- _AVAILABLE RECORDS_:
* START *

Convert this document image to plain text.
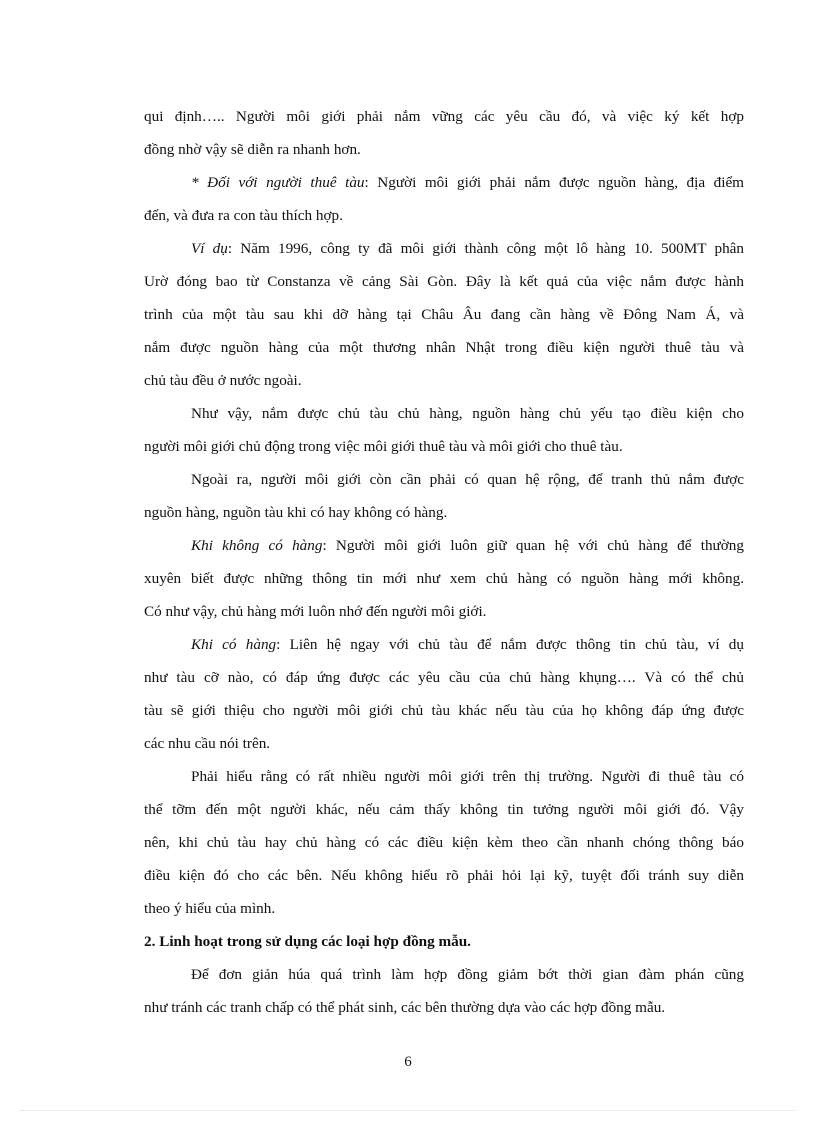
qui định….. Người môi giới phải nắm vững các yêu cầu đó, và việc ký kết hợp
đồng nhờ vậy sẽ diễn ra nhanh hơn.
* Đối với người thuê tàu: Người môi giới phải nắm được nguồn hàng, địa điểm
đến, và đưa ra con tàu thích hợp.
Ví dụ: Năm 1996, công ty đã môi giới thành công một lô hàng 10. 500MT phân
Urờ đóng bao từ Constanza về cảng Sài Gòn. Đây là kết quả của việc nắm được hành
trình của một tàu sau khi dỡ hàng tại Châu Âu đang cần hàng về Đông Nam Á, và
nắm được nguồn hàng của một thương nhân Nhật trong điều kiện người thuê tàu và
chủ tàu đều ở nước ngoài.
Như vậy, nắm được chủ tàu chủ hàng, nguồn hàng chủ yếu tạo điều kiện cho
người môi giới chủ động trong việc môi giới thuê tàu và môi giới cho thuê tàu.
Ngoài ra, người môi giới còn cần phải có quan hệ rộng, để tranh thủ nắm được
nguồn hàng, nguồn tàu khi có hay không có hàng.
Khi không có hàng: Người môi giới luôn giữ quan hệ với chủ hàng để thường
xuyên biết được những thông tin mới như xem chủ hàng có nguồn hàng mới không.
Có như vậy, chủ hàng mới luôn nhớ đến người môi giới.
Khi có hàng: Liên hệ ngay với chủ tàu để nắm được thông tin chủ tàu, ví dụ
như tàu cỡ nào, có đáp ứng được các yêu cầu của chủ hàng khụng…. Và có thể chủ
tàu sẽ giới thiệu cho người môi giới chủ tàu khác nếu tàu của họ không đáp ứng được
các nhu cầu nói trên.
Phải hiểu rằng có rất nhiều người môi giới trên thị trường. Người đi thuê tàu có
thể tỡm đến một người khác, nếu cảm thấy không tin tưởng người môi giới đó. Vậy
nên, khi chủ tàu hay chủ hàng có các điều kiện kèm theo cần nhanh chóng thông báo
điều kiện đó cho các bên. Nếu không hiểu rõ phải hỏi lại kỹ, tuyệt đối tránh suy diễn
theo ý hiểu của mình.
2. Linh hoạt trong sử dụng các loại hợp đồng mẫu.
Để đơn giản húa quá trình làm hợp đồng giảm bớt thời gian đàm phán cũng
như tránh các tranh chấp có thể phát sinh, các bên thường dựa vào các hợp đồng mẫu.
6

* END *

- _EXERCISE DIRECTIONS_: Write out each entry exactly as given, but skip the pictures.

- _TASK RESULT_:
Convert this document image to plain text.
qui định….. Người môi giới phải nắm vững các yêu cầu đó, và việc ký kết hợp
đồng nhờ vậy sẽ diễn ra nhanh hơn.
* Đối với người thuê tàu: Người môi giới phải nắm được nguồn hàng, địa điểm
đến, và đưa ra con tàu thích hợp.
Ví dụ: Năm 1996, công ty đã môi giới thành công một lô hàng 10. 500MT phân
Urờ đóng bao từ Constanza về cảng Sài Gòn. Đây là kết quả của việc nắm được hành
trình của một tàu sau khi dỡ hàng tại Châu Âu đang cần hàng về Đông Nam Á, và
nắm được nguồn hàng của một thương nhân Nhật trong điều kiện người thuê tàu và
chủ tàu đều ở nước ngoài.
Như vậy, nắm được chủ tàu chủ hàng, nguồn hàng chủ yếu tạo điều kiện cho
người môi giới chủ động trong việc môi giới thuê tàu và môi giới cho thuê tàu.
Ngoài ra, người môi giới còn cần phải có quan hệ rộng, để tranh thủ nắm được
nguồn hàng, nguồn tàu khi có hay không có hàng.
Khi không có hàng: Người môi giới luôn giữ quan hệ với chủ hàng để thường
xuyên biết được những thông tin mới như xem chủ hàng có nguồn hàng mới không.
Có như vậy, chủ hàng mới luôn nhớ đến người môi giới.
Khi có hàng: Liên hệ ngay với chủ tàu để nắm được thông tin chủ tàu, ví dụ
như tàu cỡ nào, có đáp ứng được các yêu cầu của chủ hàng khụng…. Và có thể chủ
tàu sẽ giới thiệu cho người môi giới chủ tàu khác nếu tàu của họ không đáp ứng được
các nhu cầu nói trên.
Phải hiểu rằng có rất nhiều người môi giới trên thị trường. Người đi thuê tàu có
thể tỡm đến một người khác, nếu cảm thấy không tin tưởng người môi giới đó. Vậy
nên, khi chủ tàu hay chủ hàng có các điều kiện kèm theo cần nhanh chóng thông báo
điều kiện đó cho các bên. Nếu không hiểu rõ phải hỏi lại kỹ, tuyệt đối tránh suy diễn
theo ý hiểu của mình.
2. Linh hoạt trong sử dụng các loại hợp đồng mẫu.
Để đơn giản húa quá trình làm hợp đồng giảm bớt thời gian đàm phán cũng
như tránh các tranh chấp có thể phát sinh, các bên thường dựa vào các hợp đồng mẫu.
6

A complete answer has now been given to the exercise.